» Data entries:

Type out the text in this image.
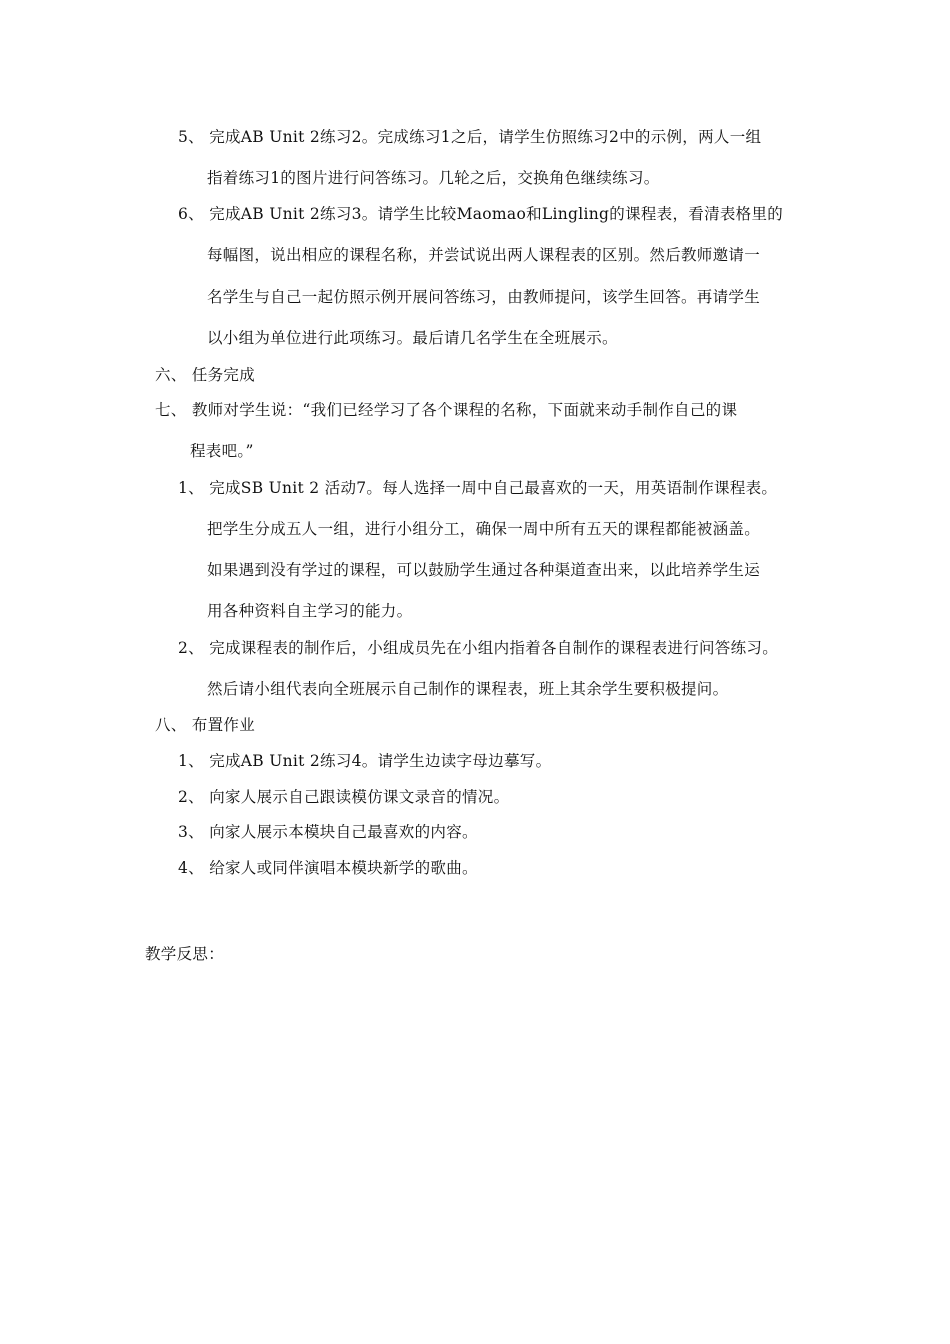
5、 完成AB Unit 2练习2。完成练习1之后，请学生仿照练习2中的示例，两人一组
指着练习1的图片进行问答练习。几轮之后，交换角色继续练习。
6、 完成AB Unit 2练习3。请学生比较Maomao和Lingling的课程表，看清表格里的
每幅图，说出相应的课程名称，并尝试说出两人课程表的区别。然后教师邀请一
名学生与自己一起仿照示例开展问答练习，由教师提问，该学生回答。再请学生
以小组为单位进行此项练习。最后请几名学生在全班展示。
六、 任务完成
七、 教师对学生说：“我们已经学习了各个课程的名称，下面就来动手制作自己的课
程表吧。”
1、 完成SB Unit 2 活动7。每人选择一周中自己最喜欢的一天，用英语制作课程表。
把学生分成五人一组，进行小组分工，确保一周中所有五天的课程都能被涵盖。
如果遇到没有学过的课程，可以鼓励学生通过各种渠道查出来，以此培养学生运
用各种资料自主学习的能力。
2、 完成课程表的制作后，小组成员先在小组内指着各自制作的课程表进行问答练习。
然后请小组代表向全班展示自己制作的课程表，班上其余学生要积极提问。
八、 布置作业
1、 完成AB Unit 2练习4。请学生边读字母边摹写。
2、 向家人展示自己跟读模仿课文录音的情况。
3、 向家人展示本模块自己最喜欢的内容。
4、 给家人或同伴演唱本模块新学的歌曲。
教学反思：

» Prompt:
Pick out each line above that includes "Unit" and show it.

» Full answer:
5、 完成AB Unit 2练习2。完成练习1之后，请学生仿照练习2中的示例，两人一组
6、 完成AB Unit 2练习3。请学生比较Maomao和Lingling的课程表，看清表格里的
1、 完成SB Unit 2 活动7。每人选择一周中自己最喜欢的一天，用英语制作课程表。
1、 完成AB Unit 2练习4。请学生边读字母边摹写。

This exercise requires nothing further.